-- start of EXERCISE INPUTS --

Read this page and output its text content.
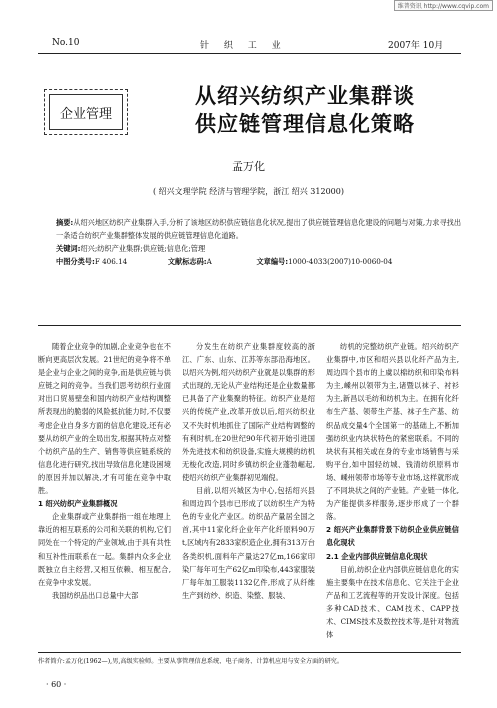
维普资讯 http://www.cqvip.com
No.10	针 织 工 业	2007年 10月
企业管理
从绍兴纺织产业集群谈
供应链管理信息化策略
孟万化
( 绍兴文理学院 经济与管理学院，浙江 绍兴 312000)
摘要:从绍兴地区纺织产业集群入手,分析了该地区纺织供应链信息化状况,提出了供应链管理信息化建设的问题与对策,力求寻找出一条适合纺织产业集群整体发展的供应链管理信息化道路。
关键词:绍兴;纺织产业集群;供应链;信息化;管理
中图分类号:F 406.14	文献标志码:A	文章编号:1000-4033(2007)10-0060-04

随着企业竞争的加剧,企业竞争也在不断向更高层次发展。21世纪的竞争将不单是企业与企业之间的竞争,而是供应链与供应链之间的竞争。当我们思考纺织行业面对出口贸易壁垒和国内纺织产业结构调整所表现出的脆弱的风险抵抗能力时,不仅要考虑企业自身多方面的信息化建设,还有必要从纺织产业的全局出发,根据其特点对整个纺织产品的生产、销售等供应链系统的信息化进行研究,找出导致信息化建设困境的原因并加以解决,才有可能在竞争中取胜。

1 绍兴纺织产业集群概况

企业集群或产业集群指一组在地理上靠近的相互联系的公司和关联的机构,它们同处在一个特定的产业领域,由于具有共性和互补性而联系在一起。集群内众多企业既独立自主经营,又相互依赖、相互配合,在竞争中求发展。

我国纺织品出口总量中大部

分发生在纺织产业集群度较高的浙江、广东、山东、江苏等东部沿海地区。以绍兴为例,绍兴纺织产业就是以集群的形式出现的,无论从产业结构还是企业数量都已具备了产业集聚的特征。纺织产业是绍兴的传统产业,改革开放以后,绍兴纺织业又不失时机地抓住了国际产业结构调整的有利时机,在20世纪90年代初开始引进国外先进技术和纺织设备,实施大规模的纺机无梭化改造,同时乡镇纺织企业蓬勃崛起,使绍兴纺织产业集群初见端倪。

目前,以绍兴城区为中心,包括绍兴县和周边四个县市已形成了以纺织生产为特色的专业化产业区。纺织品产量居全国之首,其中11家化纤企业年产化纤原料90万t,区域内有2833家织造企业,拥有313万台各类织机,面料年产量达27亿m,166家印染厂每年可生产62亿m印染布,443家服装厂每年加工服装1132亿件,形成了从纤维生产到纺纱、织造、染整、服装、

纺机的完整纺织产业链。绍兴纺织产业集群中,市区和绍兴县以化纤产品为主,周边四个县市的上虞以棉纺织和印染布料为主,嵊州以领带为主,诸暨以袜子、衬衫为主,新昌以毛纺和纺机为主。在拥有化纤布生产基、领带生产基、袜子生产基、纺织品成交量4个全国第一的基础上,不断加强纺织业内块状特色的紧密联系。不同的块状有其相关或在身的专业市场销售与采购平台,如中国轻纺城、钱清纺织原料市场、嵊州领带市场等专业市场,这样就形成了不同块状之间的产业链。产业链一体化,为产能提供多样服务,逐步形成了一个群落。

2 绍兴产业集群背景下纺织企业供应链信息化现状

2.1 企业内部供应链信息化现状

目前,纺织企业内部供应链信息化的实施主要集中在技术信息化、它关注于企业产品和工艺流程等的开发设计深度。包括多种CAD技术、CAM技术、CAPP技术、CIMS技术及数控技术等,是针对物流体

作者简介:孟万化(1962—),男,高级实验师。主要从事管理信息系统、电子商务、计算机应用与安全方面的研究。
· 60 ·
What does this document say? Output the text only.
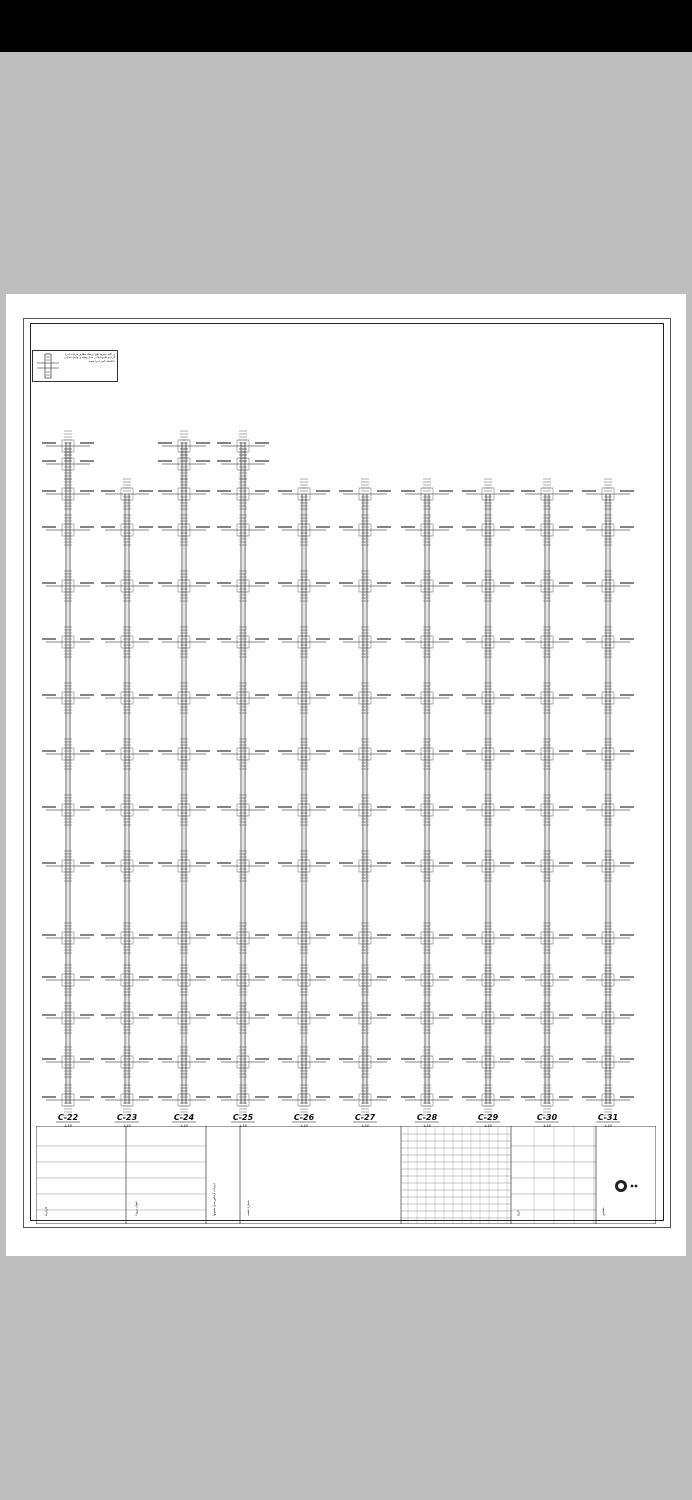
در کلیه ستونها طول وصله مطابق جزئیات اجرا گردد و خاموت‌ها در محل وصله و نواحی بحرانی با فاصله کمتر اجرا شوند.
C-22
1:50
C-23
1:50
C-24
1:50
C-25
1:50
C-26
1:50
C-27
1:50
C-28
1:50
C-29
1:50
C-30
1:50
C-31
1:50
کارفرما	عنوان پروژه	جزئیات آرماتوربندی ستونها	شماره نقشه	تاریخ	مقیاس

-- end of EXERCISE INPUTS --
-- start of EXERCISE INPUTS --

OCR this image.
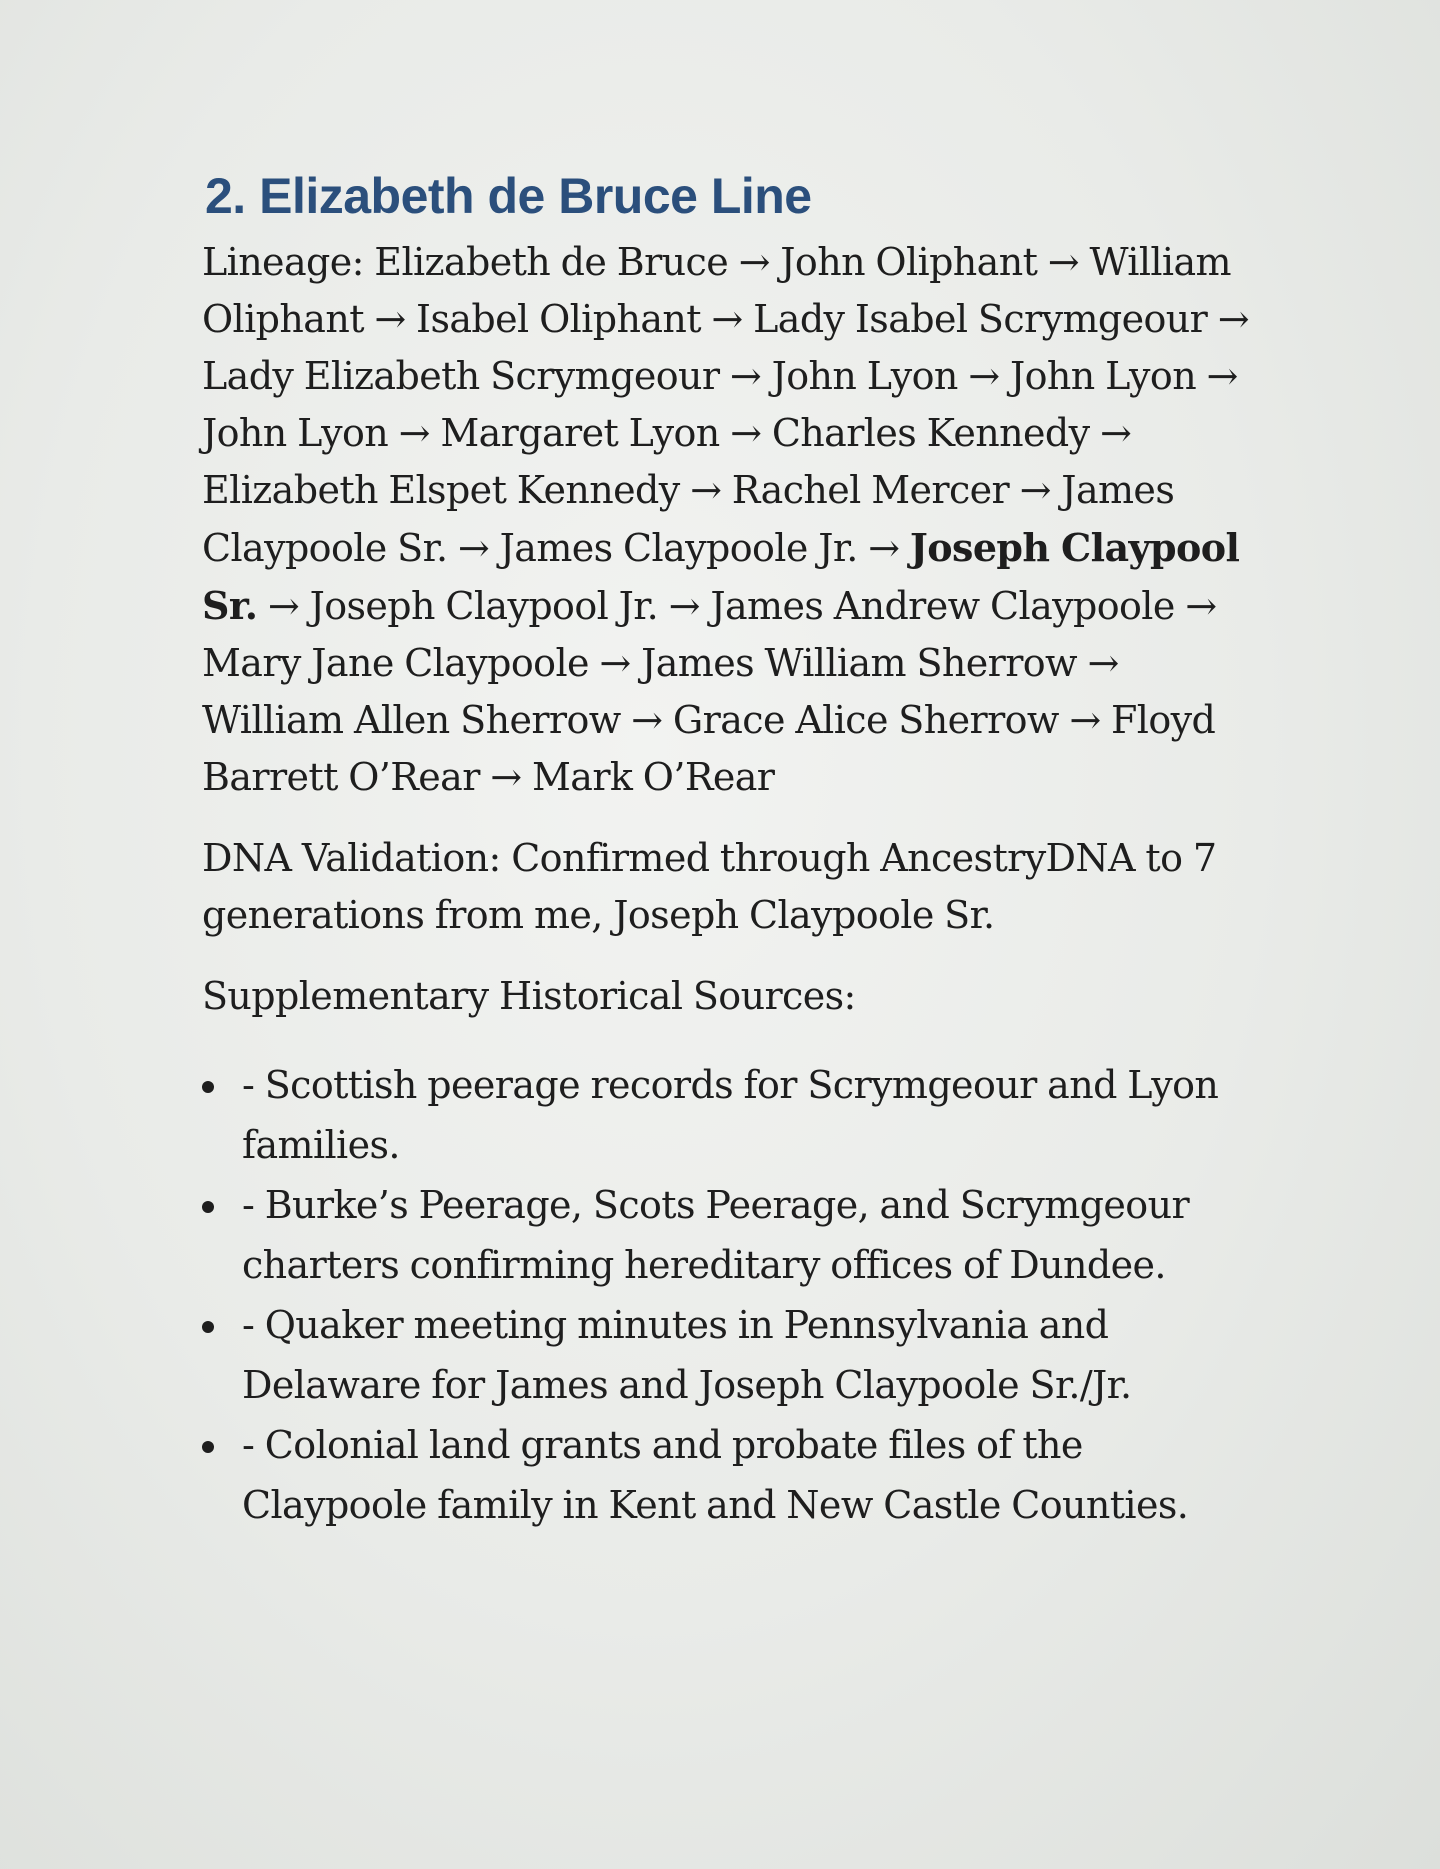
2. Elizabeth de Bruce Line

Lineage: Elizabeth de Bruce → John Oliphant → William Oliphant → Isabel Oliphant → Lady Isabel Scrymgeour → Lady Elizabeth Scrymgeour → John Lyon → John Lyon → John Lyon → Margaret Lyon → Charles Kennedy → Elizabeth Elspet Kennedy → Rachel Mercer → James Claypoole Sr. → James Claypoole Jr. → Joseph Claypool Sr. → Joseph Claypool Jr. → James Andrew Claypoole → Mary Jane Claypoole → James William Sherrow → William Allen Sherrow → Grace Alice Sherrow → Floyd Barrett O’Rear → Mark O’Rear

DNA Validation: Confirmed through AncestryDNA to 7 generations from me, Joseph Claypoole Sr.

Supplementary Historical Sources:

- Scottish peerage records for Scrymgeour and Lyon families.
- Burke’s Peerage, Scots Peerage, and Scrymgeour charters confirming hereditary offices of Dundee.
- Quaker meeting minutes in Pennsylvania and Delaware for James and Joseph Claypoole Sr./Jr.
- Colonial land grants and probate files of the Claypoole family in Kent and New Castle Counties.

-- end of EXERCISE INPUTS --
-- start of EXERCISE INPUTS --

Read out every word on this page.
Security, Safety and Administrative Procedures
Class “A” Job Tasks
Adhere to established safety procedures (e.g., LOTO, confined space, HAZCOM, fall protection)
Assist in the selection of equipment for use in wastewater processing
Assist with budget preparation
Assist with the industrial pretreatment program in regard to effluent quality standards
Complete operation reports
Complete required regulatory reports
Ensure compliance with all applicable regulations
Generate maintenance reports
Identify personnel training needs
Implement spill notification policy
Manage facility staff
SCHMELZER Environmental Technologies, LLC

-- end of EXERCISE INPUTS --

- [STATED PROBLEM] Gather all lines from the listing above in which "with" occurs.

- [SOLUTION]
Assist with budget preparation
Assist with the industrial pretreatment program in regard to effluent quality standards
Ensure compliance with all applicable regulations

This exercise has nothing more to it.